BEGIN Given records
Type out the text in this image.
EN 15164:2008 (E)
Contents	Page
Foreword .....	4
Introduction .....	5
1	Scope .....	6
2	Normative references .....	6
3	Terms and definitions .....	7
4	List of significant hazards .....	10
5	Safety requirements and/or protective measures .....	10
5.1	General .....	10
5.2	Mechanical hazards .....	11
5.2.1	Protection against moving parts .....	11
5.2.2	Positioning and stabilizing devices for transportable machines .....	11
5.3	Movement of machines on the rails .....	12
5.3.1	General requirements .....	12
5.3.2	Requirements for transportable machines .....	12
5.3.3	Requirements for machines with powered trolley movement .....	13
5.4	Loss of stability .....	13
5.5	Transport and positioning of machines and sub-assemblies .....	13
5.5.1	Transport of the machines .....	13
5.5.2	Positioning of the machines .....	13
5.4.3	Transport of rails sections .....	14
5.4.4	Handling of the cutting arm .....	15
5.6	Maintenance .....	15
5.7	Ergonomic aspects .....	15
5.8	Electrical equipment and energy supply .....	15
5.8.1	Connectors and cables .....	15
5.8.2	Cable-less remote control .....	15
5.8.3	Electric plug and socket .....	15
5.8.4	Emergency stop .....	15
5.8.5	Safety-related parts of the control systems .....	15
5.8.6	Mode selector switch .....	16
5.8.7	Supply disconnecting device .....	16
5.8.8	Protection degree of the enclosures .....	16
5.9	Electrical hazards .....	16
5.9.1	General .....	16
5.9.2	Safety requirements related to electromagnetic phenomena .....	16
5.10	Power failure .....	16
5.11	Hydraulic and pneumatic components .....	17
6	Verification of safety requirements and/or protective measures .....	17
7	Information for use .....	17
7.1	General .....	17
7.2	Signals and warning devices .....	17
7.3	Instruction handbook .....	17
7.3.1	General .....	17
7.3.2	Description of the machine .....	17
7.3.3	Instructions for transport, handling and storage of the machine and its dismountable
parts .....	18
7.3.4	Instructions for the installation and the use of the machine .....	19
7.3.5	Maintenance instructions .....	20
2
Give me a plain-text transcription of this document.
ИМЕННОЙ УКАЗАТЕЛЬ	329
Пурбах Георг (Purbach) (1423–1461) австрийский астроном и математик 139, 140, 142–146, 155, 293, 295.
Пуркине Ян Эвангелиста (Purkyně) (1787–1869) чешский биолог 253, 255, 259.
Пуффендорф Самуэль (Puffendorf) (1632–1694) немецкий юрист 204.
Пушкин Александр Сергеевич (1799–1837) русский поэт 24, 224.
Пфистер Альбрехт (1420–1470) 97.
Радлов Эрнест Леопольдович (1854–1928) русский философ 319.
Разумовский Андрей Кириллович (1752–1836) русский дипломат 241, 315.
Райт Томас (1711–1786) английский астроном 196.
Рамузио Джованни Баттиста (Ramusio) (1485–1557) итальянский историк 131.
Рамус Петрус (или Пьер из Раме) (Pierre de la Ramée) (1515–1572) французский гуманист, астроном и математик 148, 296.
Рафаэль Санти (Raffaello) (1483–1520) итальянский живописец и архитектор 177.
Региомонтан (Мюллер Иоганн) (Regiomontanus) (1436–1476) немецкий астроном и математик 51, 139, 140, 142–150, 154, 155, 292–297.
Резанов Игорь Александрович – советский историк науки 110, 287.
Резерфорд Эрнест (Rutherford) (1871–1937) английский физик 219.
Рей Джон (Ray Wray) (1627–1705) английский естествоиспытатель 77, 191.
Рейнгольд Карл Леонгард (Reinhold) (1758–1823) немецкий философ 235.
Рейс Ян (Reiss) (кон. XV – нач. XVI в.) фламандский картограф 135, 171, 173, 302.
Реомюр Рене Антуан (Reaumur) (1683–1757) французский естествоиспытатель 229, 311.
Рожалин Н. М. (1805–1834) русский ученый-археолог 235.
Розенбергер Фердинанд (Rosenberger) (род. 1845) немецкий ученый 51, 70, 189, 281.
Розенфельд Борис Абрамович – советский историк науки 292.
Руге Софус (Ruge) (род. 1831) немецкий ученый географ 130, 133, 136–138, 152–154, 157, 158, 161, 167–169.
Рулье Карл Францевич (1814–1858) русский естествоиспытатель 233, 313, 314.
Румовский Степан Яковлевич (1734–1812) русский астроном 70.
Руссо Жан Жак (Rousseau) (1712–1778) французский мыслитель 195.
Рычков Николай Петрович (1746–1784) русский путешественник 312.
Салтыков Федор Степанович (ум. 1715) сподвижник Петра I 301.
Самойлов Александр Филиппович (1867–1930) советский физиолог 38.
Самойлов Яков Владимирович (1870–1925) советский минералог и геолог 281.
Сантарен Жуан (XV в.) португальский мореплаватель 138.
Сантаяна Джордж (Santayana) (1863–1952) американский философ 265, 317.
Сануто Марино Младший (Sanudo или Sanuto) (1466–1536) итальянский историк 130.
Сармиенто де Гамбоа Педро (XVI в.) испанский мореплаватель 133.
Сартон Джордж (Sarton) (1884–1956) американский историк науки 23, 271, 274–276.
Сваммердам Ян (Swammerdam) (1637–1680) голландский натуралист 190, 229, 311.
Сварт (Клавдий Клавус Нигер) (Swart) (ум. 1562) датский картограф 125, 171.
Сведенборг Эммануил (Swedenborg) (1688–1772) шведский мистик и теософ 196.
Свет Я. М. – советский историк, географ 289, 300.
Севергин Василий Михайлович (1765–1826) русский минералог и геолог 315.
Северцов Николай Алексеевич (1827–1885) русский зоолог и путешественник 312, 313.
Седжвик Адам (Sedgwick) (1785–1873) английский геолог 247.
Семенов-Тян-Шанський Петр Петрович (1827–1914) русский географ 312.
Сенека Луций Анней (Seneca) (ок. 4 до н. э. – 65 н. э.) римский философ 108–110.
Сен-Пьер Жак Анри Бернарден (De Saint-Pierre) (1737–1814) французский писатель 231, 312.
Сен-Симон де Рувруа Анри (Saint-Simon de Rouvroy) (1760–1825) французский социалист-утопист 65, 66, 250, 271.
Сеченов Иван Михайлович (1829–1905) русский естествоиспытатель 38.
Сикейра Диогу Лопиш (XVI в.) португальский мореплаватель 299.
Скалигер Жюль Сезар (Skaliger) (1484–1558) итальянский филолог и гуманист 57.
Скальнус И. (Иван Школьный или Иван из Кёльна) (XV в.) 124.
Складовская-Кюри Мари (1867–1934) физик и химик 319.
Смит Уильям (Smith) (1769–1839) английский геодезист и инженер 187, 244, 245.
END Given records
Aim >> Please repeat the listing exactly, with nothing left out.

Exercise output >>
Type out the text in this image.
EN 15164:2008 (E)
Contents	Page
Foreword .....	4
Introduction .....	5
1	Scope .....	6
2	Normative references .....	6
3	Terms and definitions .....	7
4	List of significant hazards .....	10
5	Safety requirements and/or protective measures .....	10
5.1	General .....	10
5.2	Mechanical hazards .....	11
5.2.1	Protection against moving parts .....	11
5.2.2	Positioning and stabilizing devices for transportable machines .....	11
5.3	Movement of machines on the rails .....	12
5.3.1	General requirements .....	12
5.3.2	Requirements for transportable machines .....	12
5.3.3	Requirements for machines with powered trolley movement .....	13
5.4	Loss of stability .....	13
5.5	Transport and positioning of machines and sub-assemblies .....	13
5.5.1	Transport of the machines .....	13
5.5.2	Positioning of the machines .....	13
5.4.3	Transport of rails sections .....	14
5.4.4	Handling of the cutting arm .....	15
5.6	Maintenance .....	15
5.7	Ergonomic aspects .....	15
5.8	Electrical equipment and energy supply .....	15
5.8.1	Connectors and cables .....	15
5.8.2	Cable-less remote control .....	15
5.8.3	Electric plug and socket .....	15
5.8.4	Emergency stop .....	15
5.8.5	Safety-related parts of the control systems .....	15
5.8.6	Mode selector switch .....	16
5.8.7	Supply disconnecting device .....	16
5.8.8	Protection degree of the enclosures .....	16
5.9	Electrical hazards .....	16
5.9.1	General .....	16
5.9.2	Safety requirements related to electromagnetic phenomena .....	16
5.10	Power failure .....	16
5.11	Hydraulic and pneumatic components .....	17
6	Verification of safety requirements and/or protective measures .....	17
7	Information for use .....	17
7.1	General .....	17
7.2	Signals and warning devices .....	17
7.3	Instruction handbook .....	17
7.3.1	General .....	17
7.3.2	Description of the machine .....	17
7.3.3	Instructions for transport, handling and storage of the machine and its dismountable
parts .....	18
7.3.4	Instructions for the installation and the use of the machine .....	19
7.3.5	Maintenance instructions .....	20
2
Give me a plain-text transcription of this document.
ИМЕННОЙ УКАЗАТЕЛЬ	329
Пурбах Георг (Purbach) (1423–1461) австрийский астроном и математик 139, 140, 142–146, 155, 293, 295.
Пуркине Ян Эвангелиста (Purkyně) (1787–1869) чешский биолог 253, 255, 259.
Пуффендорф Самуэль (Puffendorf) (1632–1694) немецкий юрист 204.
Пушкин Александр Сергеевич (1799–1837) русский поэт 24, 224.
Пфистер Альбрехт (1420–1470) 97.
Радлов Эрнест Леопольдович (1854–1928) русский философ 319.
Разумовский Андрей Кириллович (1752–1836) русский дипломат 241, 315.
Райт Томас (1711–1786) английский астроном 196.
Рамузио Джованни Баттиста (Ramusio) (1485–1557) итальянский историк 131.
Рамус Петрус (или Пьер из Раме) (Pierre de la Ramée) (1515–1572) французский гуманист, астроном и математик 148, 296.
Рафаэль Санти (Raffaello) (1483–1520) итальянский живописец и архитектор 177.
Региомонтан (Мюллер Иоганн) (Regiomontanus) (1436–1476) немецкий астроном и математик 51, 139, 140, 142–150, 154, 155, 292–297.
Резанов Игорь Александрович – советский историк науки 110, 287.
Резерфорд Эрнест (Rutherford) (1871–1937) английский физик 219.
Рей Джон (Ray Wray) (1627–1705) английский естествоиспытатель 77, 191.
Рейнгольд Карл Леонгард (Reinhold) (1758–1823) немецкий философ 235.
Рейс Ян (Reiss) (кон. XV – нач. XVI в.) фламандский картограф 135, 171, 173, 302.
Реомюр Рене Антуан (Reaumur) (1683–1757) французский естествоиспытатель 229, 311.
Рожалин Н. М. (1805–1834) русский ученый-археолог 235.
Розенбергер Фердинанд (Rosenberger) (род. 1845) немецкий ученый 51, 70, 189, 281.
Розенфельд Борис Абрамович – советский историк науки 292.
Руге Софус (Ruge) (род. 1831) немецкий ученый географ 130, 133, 136–138, 152–154, 157, 158, 161, 167–169.
Рулье Карл Францевич (1814–1858) русский естествоиспытатель 233, 313, 314.
Румовский Степан Яковлевич (1734–1812) русский астроном 70.
Руссо Жан Жак (Rousseau) (1712–1778) французский мыслитель 195.
Рычков Николай Петрович (1746–1784) русский путешественник 312.
Салтыков Федор Степанович (ум. 1715) сподвижник Петра I 301.
Самойлов Александр Филиппович (1867–1930) советский физиолог 38.
Самойлов Яков Владимирович (1870–1925) советский минералог и геолог 281.
Сантарен Жуан (XV в.) португальский мореплаватель 138.
Сантаяна Джордж (Santayana) (1863–1952) американский философ 265, 317.
Сануто Марино Младший (Sanudo или Sanuto) (1466–1536) итальянский историк 130.
Сармиенто де Гамбоа Педро (XVI в.) испанский мореплаватель 133.
Сартон Джордж (Sarton) (1884–1956) американский историк науки 23, 271, 274–276.
Сваммердам Ян (Swammerdam) (1637–1680) голландский натуралист 190, 229, 311.
Сварт (Клавдий Клавус Нигер) (Swart) (ум. 1562) датский картограф 125, 171.
Сведенборг Эммануил (Swedenborg) (1688–1772) шведский мистик и теософ 196.
Свет Я. М. – советский историк, географ 289, 300.
Севергин Василий Михайлович (1765–1826) русский минералог и геолог 315.
Северцов Николай Алексеевич (1827–1885) русский зоолог и путешественник 312, 313.
Седжвик Адам (Sedgwick) (1785–1873) английский геолог 247.
Семенов-Тян-Шанський Петр Петрович (1827–1914) русский географ 312.
Сенека Луций Анней (Seneca) (ок. 4 до н. э. – 65 н. э.) римский философ 108–110.
Сен-Пьер Жак Анри Бернарден (De Saint-Pierre) (1737–1814) французский писатель 231, 312.
Сен-Симон де Рувруа Анри (Saint-Simon de Rouvroy) (1760–1825) французский социалист-утопист 65, 66, 250, 271.
Сеченов Иван Михайлович (1829–1905) русский естествоиспытатель 38.
Сикейра Диогу Лопиш (XVI в.) португальский мореплаватель 299.
Скалигер Жюль Сезар (Skaliger) (1484–1558) итальянский филолог и гуманист 57.
Скальнус И. (Иван Школьный или Иван из Кёльна) (XV в.) 124.
Складовская-Кюри Мари (1867–1934) физик и химик 319.
Смит Уильям (Smith) (1769–1839) английский геодезист и инженер 187, 244, 245.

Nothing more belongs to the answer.